### TASK DESCRIPTION
Restate the listing that follows word for word, without its pictures.

### DATA TO USE
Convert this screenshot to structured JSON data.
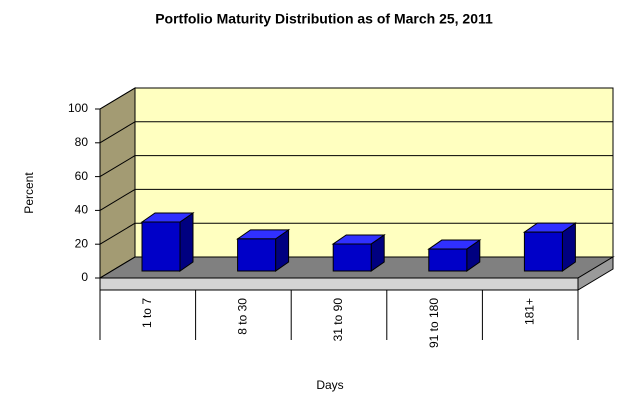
{
  "chart_data": {
    "type": "bar",
    "title": "Portfolio Maturity Distribution as of March 25, 2011",
    "xlabel": "Days",
    "ylabel": "Percent",
    "categories": [
      "1 to 7",
      "8 to 30",
      "31 to 90",
      "91 to 180",
      "181+"
    ],
    "values": [
      29,
      19,
      16,
      13,
      23
    ],
    "color": "#0000c8",
    "ylim": [
      0,
      100
    ],
    "yticks": [
      0,
      20,
      40,
      60,
      80,
      100
    ],
    "grid": true
  }
}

### RESPONSE BELOW
Convert this screenshot to structured JSON data.
{
  "chart_data": {
    "type": "bar",
    "title": "Portfolio Maturity Distribution as of March 25, 2011",
    "xlabel": "Days",
    "ylabel": "Percent",
    "categories": [
      "1 to 7",
      "8 to 30",
      "31 to 90",
      "91 to 180",
      "181+"
    ],
    "values": [
      29,
      19,
      16,
      13,
      23
    ],
    "color": "#0000c8",
    "ylim": [
      0,
      100
    ],
    "yticks": [
      0,
      20,
      40,
      60,
      80,
      100
    ],
    "grid": true
  }
}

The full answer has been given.